Dataset entries on figures
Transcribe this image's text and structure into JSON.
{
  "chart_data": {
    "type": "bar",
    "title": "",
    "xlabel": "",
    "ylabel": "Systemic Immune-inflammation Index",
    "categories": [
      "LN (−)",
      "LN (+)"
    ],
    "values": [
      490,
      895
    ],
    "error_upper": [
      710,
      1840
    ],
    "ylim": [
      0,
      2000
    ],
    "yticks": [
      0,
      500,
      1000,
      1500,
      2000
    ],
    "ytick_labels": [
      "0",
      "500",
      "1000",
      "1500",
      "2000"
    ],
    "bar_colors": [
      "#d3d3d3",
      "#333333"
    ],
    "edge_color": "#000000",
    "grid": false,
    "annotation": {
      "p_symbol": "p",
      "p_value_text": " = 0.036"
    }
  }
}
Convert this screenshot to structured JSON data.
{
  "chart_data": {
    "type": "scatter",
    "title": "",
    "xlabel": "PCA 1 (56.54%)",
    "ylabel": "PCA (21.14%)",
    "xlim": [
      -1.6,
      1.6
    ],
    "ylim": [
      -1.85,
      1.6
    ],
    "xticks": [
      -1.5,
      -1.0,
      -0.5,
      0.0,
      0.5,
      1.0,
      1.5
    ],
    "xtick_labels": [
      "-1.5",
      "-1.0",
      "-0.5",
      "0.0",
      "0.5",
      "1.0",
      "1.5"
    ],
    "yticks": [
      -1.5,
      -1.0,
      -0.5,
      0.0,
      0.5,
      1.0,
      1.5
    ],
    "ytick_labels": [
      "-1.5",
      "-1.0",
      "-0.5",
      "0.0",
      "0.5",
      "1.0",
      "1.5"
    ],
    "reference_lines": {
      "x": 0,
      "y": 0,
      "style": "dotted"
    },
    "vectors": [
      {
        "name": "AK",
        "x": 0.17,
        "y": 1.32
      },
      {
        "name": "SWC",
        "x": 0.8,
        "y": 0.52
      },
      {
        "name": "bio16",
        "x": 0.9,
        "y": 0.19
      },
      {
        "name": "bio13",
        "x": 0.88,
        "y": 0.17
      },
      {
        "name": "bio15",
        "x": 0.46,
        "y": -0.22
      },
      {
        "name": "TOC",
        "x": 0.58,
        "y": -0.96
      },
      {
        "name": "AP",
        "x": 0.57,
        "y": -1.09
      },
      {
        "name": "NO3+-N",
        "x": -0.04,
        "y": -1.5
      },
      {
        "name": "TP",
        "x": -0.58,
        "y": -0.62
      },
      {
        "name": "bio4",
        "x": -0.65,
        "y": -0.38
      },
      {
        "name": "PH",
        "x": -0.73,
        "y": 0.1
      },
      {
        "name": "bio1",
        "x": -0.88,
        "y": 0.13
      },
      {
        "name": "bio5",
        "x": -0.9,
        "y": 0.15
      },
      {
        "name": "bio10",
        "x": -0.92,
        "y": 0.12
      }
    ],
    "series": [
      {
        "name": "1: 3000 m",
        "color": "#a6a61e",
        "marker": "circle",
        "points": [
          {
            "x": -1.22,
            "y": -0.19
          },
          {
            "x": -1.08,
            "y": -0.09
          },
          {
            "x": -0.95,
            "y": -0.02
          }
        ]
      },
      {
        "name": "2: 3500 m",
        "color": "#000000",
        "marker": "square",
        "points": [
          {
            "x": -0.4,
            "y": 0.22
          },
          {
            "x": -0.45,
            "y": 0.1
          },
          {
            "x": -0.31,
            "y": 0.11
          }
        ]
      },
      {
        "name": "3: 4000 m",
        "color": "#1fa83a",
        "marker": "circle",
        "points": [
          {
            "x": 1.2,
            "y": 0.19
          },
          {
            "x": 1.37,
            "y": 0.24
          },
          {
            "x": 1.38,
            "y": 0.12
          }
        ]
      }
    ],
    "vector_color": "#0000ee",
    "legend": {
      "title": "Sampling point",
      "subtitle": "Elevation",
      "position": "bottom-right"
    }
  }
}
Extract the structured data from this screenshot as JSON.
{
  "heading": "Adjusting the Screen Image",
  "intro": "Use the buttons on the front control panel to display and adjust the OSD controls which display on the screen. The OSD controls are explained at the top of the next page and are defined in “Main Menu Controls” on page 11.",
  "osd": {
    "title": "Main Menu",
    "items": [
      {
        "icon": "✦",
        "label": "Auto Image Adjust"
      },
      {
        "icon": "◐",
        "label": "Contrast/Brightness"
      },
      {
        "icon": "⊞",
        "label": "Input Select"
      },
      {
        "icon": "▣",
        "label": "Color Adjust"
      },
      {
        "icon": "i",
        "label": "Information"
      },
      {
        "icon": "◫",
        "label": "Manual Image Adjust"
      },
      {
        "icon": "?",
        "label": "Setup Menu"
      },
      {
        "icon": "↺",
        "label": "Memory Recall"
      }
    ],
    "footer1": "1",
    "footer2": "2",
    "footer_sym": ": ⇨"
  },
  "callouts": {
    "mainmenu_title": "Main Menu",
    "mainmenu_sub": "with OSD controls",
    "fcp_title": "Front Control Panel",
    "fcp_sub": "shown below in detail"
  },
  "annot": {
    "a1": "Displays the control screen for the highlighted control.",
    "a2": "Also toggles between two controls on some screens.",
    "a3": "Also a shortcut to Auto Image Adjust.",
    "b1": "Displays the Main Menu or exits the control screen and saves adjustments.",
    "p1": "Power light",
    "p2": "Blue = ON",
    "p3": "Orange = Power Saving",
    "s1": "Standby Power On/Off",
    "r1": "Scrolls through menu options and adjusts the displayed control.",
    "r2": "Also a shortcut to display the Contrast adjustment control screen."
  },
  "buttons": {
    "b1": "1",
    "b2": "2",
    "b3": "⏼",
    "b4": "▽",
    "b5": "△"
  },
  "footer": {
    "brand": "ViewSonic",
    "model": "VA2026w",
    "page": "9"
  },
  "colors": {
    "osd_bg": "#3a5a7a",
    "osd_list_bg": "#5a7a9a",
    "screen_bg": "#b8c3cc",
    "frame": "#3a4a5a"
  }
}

**Work instructions**.
Copy down the whole of the data above, matching it exactly.

**Exercise output**.
Transcribe this image's text and structure into JSON.
{
  "chart_data": {
    "type": "bar",
    "title": "",
    "xlabel": "",
    "ylabel": "Systemic Immune-inflammation Index",
    "categories": [
      "LN (−)",
      "LN (+)"
    ],
    "values": [
      490,
      895
    ],
    "error_upper": [
      710,
      1840
    ],
    "ylim": [
      0,
      2000
    ],
    "yticks": [
      0,
      500,
      1000,
      1500,
      2000
    ],
    "ytick_labels": [
      "0",
      "500",
      "1000",
      "1500",
      "2000"
    ],
    "bar_colors": [
      "#d3d3d3",
      "#333333"
    ],
    "edge_color": "#000000",
    "grid": false,
    "annotation": {
      "p_symbol": "p",
      "p_value_text": " = 0.036"
    }
  }
}
Convert this screenshot to structured JSON data.
{
  "chart_data": {
    "type": "scatter",
    "title": "",
    "xlabel": "PCA 1 (56.54%)",
    "ylabel": "PCA (21.14%)",
    "xlim": [
      -1.6,
      1.6
    ],
    "ylim": [
      -1.85,
      1.6
    ],
    "xticks": [
      -1.5,
      -1.0,
      -0.5,
      0.0,
      0.5,
      1.0,
      1.5
    ],
    "xtick_labels": [
      "-1.5",
      "-1.0",
      "-0.5",
      "0.0",
      "0.5",
      "1.0",
      "1.5"
    ],
    "yticks": [
      -1.5,
      -1.0,
      -0.5,
      0.0,
      0.5,
      1.0,
      1.5
    ],
    "ytick_labels": [
      "-1.5",
      "-1.0",
      "-0.5",
      "0.0",
      "0.5",
      "1.0",
      "1.5"
    ],
    "reference_lines": {
      "x": 0,
      "y": 0,
      "style": "dotted"
    },
    "vectors": [
      {
        "name": "AK",
        "x": 0.17,
        "y": 1.32
      },
      {
        "name": "SWC",
        "x": 0.8,
        "y": 0.52
      },
      {
        "name": "bio16",
        "x": 0.9,
        "y": 0.19
      },
      {
        "name": "bio13",
        "x": 0.88,
        "y": 0.17
      },
      {
        "name": "bio15",
        "x": 0.46,
        "y": -0.22
      },
      {
        "name": "TOC",
        "x": 0.58,
        "y": -0.96
      },
      {
        "name": "AP",
        "x": 0.57,
        "y": -1.09
      },
      {
        "name": "NO3+-N",
        "x": -0.04,
        "y": -1.5
      },
      {
        "name": "TP",
        "x": -0.58,
        "y": -0.62
      },
      {
        "name": "bio4",
        "x": -0.65,
        "y": -0.38
      },
      {
        "name": "PH",
        "x": -0.73,
        "y": 0.1
      },
      {
        "name": "bio1",
        "x": -0.88,
        "y": 0.13
      },
      {
        "name": "bio5",
        "x": -0.9,
        "y": 0.15
      },
      {
        "name": "bio10",
        "x": -0.92,
        "y": 0.12
      }
    ],
    "series": [
      {
        "name": "1: 3000 m",
        "color": "#a6a61e",
        "marker": "circle",
        "points": [
          {
            "x": -1.22,
            "y": -0.19
          },
          {
            "x": -1.08,
            "y": -0.09
          },
          {
            "x": -0.95,
            "y": -0.02
          }
        ]
      },
      {
        "name": "2: 3500 m",
        "color": "#000000",
        "marker": "square",
        "points": [
          {
            "x": -0.4,
            "y": 0.22
          },
          {
            "x": -0.45,
            "y": 0.1
          },
          {
            "x": -0.31,
            "y": 0.11
          }
        ]
      },
      {
        "name": "3: 4000 m",
        "color": "#1fa83a",
        "marker": "circle",
        "points": [
          {
            "x": 1.2,
            "y": 0.19
          },
          {
            "x": 1.37,
            "y": 0.24
          },
          {
            "x": 1.38,
            "y": 0.12
          }
        ]
      }
    ],
    "vector_color": "#0000ee",
    "legend": {
      "title": "Sampling point",
      "subtitle": "Elevation",
      "position": "bottom-right"
    }
  }
}
Extract the structured data from this screenshot as JSON.
{
  "heading": "Adjusting the Screen Image",
  "intro": "Use the buttons on the front control panel to display and adjust the OSD controls which display on the screen. The OSD controls are explained at the top of the next page and are defined in “Main Menu Controls” on page 11.",
  "osd": {
    "title": "Main Menu",
    "items": [
      {
        "icon": "✦",
        "label": "Auto Image Adjust"
      },
      {
        "icon": "◐",
        "label": "Contrast/Brightness"
      },
      {
        "icon": "⊞",
        "label": "Input Select"
      },
      {
        "icon": "▣",
        "label": "Color Adjust"
      },
      {
        "icon": "i",
        "label": "Information"
      },
      {
        "icon": "◫",
        "label": "Manual Image Adjust"
      },
      {
        "icon": "?",
        "label": "Setup Menu"
      },
      {
        "icon": "↺",
        "label": "Memory Recall"
      }
    ],
    "footer1": "1",
    "footer2": "2",
    "footer_sym": ": ⇨"
  },
  "callouts": {
    "mainmenu_title": "Main Menu",
    "mainmenu_sub": "with OSD controls",
    "fcp_title": "Front Control Panel",
    "fcp_sub": "shown below in detail"
  },
  "annot": {
    "a1": "Displays the control screen for the highlighted control.",
    "a2": "Also toggles between two controls on some screens.",
    "a3": "Also a shortcut to Auto Image Adjust.",
    "b1": "Displays the Main Menu or exits the control screen and saves adjustments.",
    "p1": "Power light",
    "p2": "Blue = ON",
    "p3": "Orange = Power Saving",
    "s1": "Standby Power On/Off",
    "r1": "Scrolls through menu options and adjusts the displayed control.",
    "r2": "Also a shortcut to display the Contrast adjustment control screen."
  },
  "buttons": {
    "b1": "1",
    "b2": "2",
    "b3": "⏼",
    "b4": "▽",
    "b5": "△"
  },
  "footer": {
    "brand": "ViewSonic",
    "model": "VA2026w",
    "page": "9"
  },
  "colors": {
    "osd_bg": "#3a5a7a",
    "osd_list_bg": "#5a7a9a",
    "screen_bg": "#b8c3cc",
    "frame": "#3a4a5a"
  }
}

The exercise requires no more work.